> Your task
From the entries below, extract every line that includes the word "label".

> Input for this task
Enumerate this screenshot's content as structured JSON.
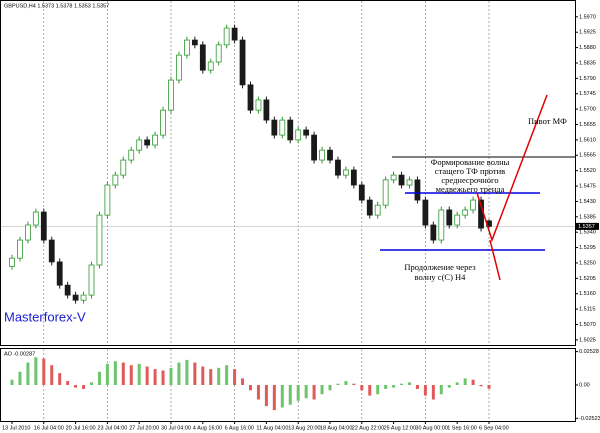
{
  "chart_data": [
    {
      "type": "candlestick",
      "title": "GBPUSD,H4 1.5373 1.5378 1.5353 1.5357",
      "watermark": "Masterforex-V",
      "categories": [
        "13 Jul 2010",
        null,
        null,
        null,
        "16 Jul 04:00",
        null,
        null,
        null,
        "20 Jul 16:00",
        null,
        null,
        null,
        "23 Jul 04:00",
        null,
        null,
        null,
        "27 Jul 20:00",
        null,
        null,
        null,
        "30 Jul 04:00",
        null,
        null,
        null,
        "4 Aug 16:00",
        null,
        null,
        null,
        "6 Aug 16:00",
        null,
        null,
        null,
        "11 Aug 04:00",
        null,
        null,
        null,
        "13 Aug 20:00",
        null,
        null,
        null,
        "18 Aug 04:00",
        null,
        null,
        null,
        "22 Aug 22:00",
        null,
        null,
        null,
        "25 Aug 12:00",
        null,
        null,
        null,
        "30 Aug 00:00",
        null,
        null,
        null,
        "1 Sep 16:00",
        null,
        null,
        null,
        "6 Sep 04:00"
      ],
      "open": [
        1.524,
        1.5264,
        1.5317,
        1.5361,
        1.5399,
        1.5317,
        1.5253,
        1.5185,
        1.5156,
        1.5141,
        1.5156,
        1.5244,
        1.539,
        1.5478,
        1.5507,
        1.5551,
        1.558,
        1.561,
        1.5595,
        1.5624,
        1.5697,
        1.5785,
        1.5858,
        1.5902,
        1.5888,
        1.5814,
        1.5838,
        1.5888,
        1.5937,
        1.5902,
        1.5771,
        1.5697,
        1.5727,
        1.5668,
        1.5624,
        1.5668,
        1.561,
        1.5639,
        1.5624,
        1.5551,
        1.558,
        1.5551,
        1.5507,
        1.5522,
        1.5478,
        1.5434,
        1.539,
        1.5419,
        1.5493,
        1.5507,
        1.5478,
        1.5493,
        1.5434,
        1.5361,
        1.5317,
        1.5405,
        1.5361,
        1.539,
        1.5405,
        1.5434,
        1.5373
      ],
      "high": [
        1.5274,
        1.5327,
        1.5371,
        1.5409,
        1.5409,
        1.5327,
        1.5263,
        1.5195,
        1.5166,
        1.5166,
        1.5254,
        1.54,
        1.5488,
        1.5517,
        1.5561,
        1.559,
        1.562,
        1.562,
        1.5634,
        1.5707,
        1.5795,
        1.5868,
        1.5912,
        1.5912,
        1.5898,
        1.5848,
        1.5898,
        1.5947,
        1.5947,
        1.5912,
        1.5781,
        1.5737,
        1.5737,
        1.5678,
        1.5678,
        1.5678,
        1.5649,
        1.5649,
        1.5634,
        1.559,
        1.559,
        1.5561,
        1.5532,
        1.5532,
        1.5488,
        1.5444,
        1.5429,
        1.5503,
        1.5517,
        1.5517,
        1.5503,
        1.5503,
        1.5444,
        1.5371,
        1.5415,
        1.5415,
        1.54,
        1.5415,
        1.5444,
        1.5444,
        1.5378
      ],
      "low": [
        1.523,
        1.5254,
        1.5307,
        1.5351,
        1.5307,
        1.5243,
        1.5175,
        1.5146,
        1.5131,
        1.5131,
        1.5146,
        1.5234,
        1.538,
        1.5468,
        1.5497,
        1.5541,
        1.557,
        1.5585,
        1.5585,
        1.5614,
        1.5687,
        1.5775,
        1.5848,
        1.5878,
        1.5804,
        1.5804,
        1.5828,
        1.5878,
        1.5892,
        1.5761,
        1.5687,
        1.5687,
        1.5658,
        1.5614,
        1.5614,
        1.56,
        1.56,
        1.5614,
        1.5541,
        1.5541,
        1.5541,
        1.5497,
        1.5497,
        1.5468,
        1.5424,
        1.538,
        1.538,
        1.5409,
        1.5483,
        1.5468,
        1.5468,
        1.5424,
        1.5351,
        1.5307,
        1.5307,
        1.5351,
        1.5351,
        1.538,
        1.5395,
        1.5342,
        1.5353
      ],
      "close": [
        1.5264,
        1.5317,
        1.5361,
        1.5399,
        1.5317,
        1.5253,
        1.5185,
        1.5156,
        1.5141,
        1.5156,
        1.5244,
        1.539,
        1.5478,
        1.5507,
        1.5551,
        1.558,
        1.561,
        1.5595,
        1.5624,
        1.5697,
        1.5785,
        1.5858,
        1.5902,
        1.5888,
        1.5814,
        1.5838,
        1.5888,
        1.5937,
        1.5902,
        1.5771,
        1.5697,
        1.5727,
        1.5668,
        1.5624,
        1.5668,
        1.561,
        1.5639,
        1.5624,
        1.5551,
        1.558,
        1.5551,
        1.5507,
        1.5522,
        1.5478,
        1.5434,
        1.539,
        1.5419,
        1.5493,
        1.5507,
        1.5478,
        1.5493,
        1.5434,
        1.5361,
        1.5317,
        1.5405,
        1.5361,
        1.539,
        1.5405,
        1.5434,
        1.5352,
        1.5357
      ],
      "up_color": "#2e9a2e",
      "down_color": "#1a1a1a",
      "last_price": 1.5357,
      "ylim": [
        1.501,
        1.599
      ],
      "yticks": [
        1.5025,
        {
          "value": 1.507,
          "label": "1.5070"
        },
        1.5115,
        {
          "value": 1.516,
          "label": "1.5160"
        },
        1.5205,
        {
          "value": 1.525,
          "label": "1.5250"
        },
        1.5295,
        {
          "value": 1.534,
          "label": "1.5340"
        },
        1.5385,
        {
          "value": 1.543,
          "label": "1.5430"
        },
        1.5475,
        {
          "value": 1.552,
          "label": "1.5520"
        },
        1.5565,
        {
          "value": 1.561,
          "label": "1.5610"
        },
        1.5655,
        {
          "value": 1.57,
          "label": "1.5700"
        },
        1.5745,
        {
          "value": 1.579,
          "label": "1.5790"
        },
        1.5835,
        {
          "value": 1.588,
          "label": "1.5880"
        },
        1.5925,
        {
          "value": 1.597,
          "label": "1.5970"
        }
      ],
      "grid": true,
      "annotations": [
        {
          "lines": [
            "Пивот МФ"
          ]
        },
        {
          "lines": [
            "Формирование волны",
            "стащего ТФ против",
            "среднесрочного",
            "медвежьего тренда"
          ]
        },
        {
          "lines": [
            "Продолжение через",
            "волну с(C) Н4"
          ]
        }
      ]
    },
    {
      "type": "bar",
      "title": "AO -0.00287",
      "values": [
        0.004,
        0.01,
        0.017,
        0.021,
        0.02,
        0.015,
        0.009,
        0.003,
        -0.002,
        -0.003,
        0.002,
        0.01,
        0.016,
        0.018,
        0.017,
        0.015,
        0.016,
        0.014,
        0.012,
        0.011,
        0.013,
        0.017,
        0.019,
        0.017,
        0.014,
        0.012,
        0.013,
        0.015,
        0.012,
        0.005,
        -0.004,
        -0.011,
        -0.016,
        -0.019,
        -0.017,
        -0.015,
        -0.012,
        -0.01,
        -0.011,
        -0.007,
        -0.004,
        0.001,
        0.003,
        0.001,
        -0.004,
        -0.008,
        -0.007,
        -0.003,
        -0.002,
        0.001,
        0.002,
        -0.003,
        -0.008,
        -0.011,
        -0.007,
        -0.002,
        0.002,
        0.005,
        0.004,
        -0.001,
        -0.00287
      ],
      "up_color": "#6cc46c",
      "down_color": "#e05a5a",
      "ylim": [
        -0.0265,
        0.0265
      ],
      "yticks": [
        -0.02523,
        {
          "value": 0,
          "label": "0.00"
        },
        0.02528
      ]
    }
  ]
}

> Answer for the task
          "label": "1.5070"
          "label": "1.5160"
          "label": "1.5250"
          "label": "1.5340"
          "label": "1.5430"
          "label": "1.5520"
          "label": "1.5610"
          "label": "1.5700"
          "label": "1.5790"
          "label": "1.5880"
          "label": "1.5970"
          "label": "0.00"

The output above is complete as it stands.